*Stated exercise*: Review the material and extract every line in which the word "JSON" occurs.

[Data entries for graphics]
=======

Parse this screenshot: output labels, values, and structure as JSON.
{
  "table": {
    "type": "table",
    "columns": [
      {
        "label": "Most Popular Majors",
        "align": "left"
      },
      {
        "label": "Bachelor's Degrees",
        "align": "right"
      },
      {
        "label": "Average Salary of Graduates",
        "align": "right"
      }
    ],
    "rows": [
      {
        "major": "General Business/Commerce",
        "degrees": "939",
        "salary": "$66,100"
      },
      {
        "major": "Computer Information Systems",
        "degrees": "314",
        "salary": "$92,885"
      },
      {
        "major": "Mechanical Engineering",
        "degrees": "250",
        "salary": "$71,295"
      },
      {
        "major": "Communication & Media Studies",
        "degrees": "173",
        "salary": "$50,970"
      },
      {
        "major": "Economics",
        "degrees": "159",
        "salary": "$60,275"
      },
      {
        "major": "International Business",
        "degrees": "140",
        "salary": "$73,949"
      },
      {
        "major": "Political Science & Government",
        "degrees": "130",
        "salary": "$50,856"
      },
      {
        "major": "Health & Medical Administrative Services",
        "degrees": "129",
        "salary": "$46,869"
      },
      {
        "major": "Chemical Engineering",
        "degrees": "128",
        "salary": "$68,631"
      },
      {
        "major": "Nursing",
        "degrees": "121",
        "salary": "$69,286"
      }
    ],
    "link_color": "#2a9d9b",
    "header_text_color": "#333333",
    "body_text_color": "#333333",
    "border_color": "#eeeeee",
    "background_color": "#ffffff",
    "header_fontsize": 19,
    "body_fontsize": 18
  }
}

=======

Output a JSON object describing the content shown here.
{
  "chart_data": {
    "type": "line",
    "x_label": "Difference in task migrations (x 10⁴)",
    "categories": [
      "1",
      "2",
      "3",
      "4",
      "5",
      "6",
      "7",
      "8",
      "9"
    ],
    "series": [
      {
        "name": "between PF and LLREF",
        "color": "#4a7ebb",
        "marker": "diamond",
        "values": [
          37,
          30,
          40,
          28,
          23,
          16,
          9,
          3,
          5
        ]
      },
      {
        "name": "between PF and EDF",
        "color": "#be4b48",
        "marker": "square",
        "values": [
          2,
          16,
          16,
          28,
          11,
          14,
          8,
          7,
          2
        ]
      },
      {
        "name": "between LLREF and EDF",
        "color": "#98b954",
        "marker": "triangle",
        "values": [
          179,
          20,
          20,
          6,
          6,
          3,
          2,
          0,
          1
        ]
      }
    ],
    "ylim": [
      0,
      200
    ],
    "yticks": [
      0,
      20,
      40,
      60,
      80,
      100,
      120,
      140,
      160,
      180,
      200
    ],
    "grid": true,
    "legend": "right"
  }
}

=======

*Task output*:
Parse this screenshot: output labels, values, and structure as JSON.
Output a JSON object describing the content shown here.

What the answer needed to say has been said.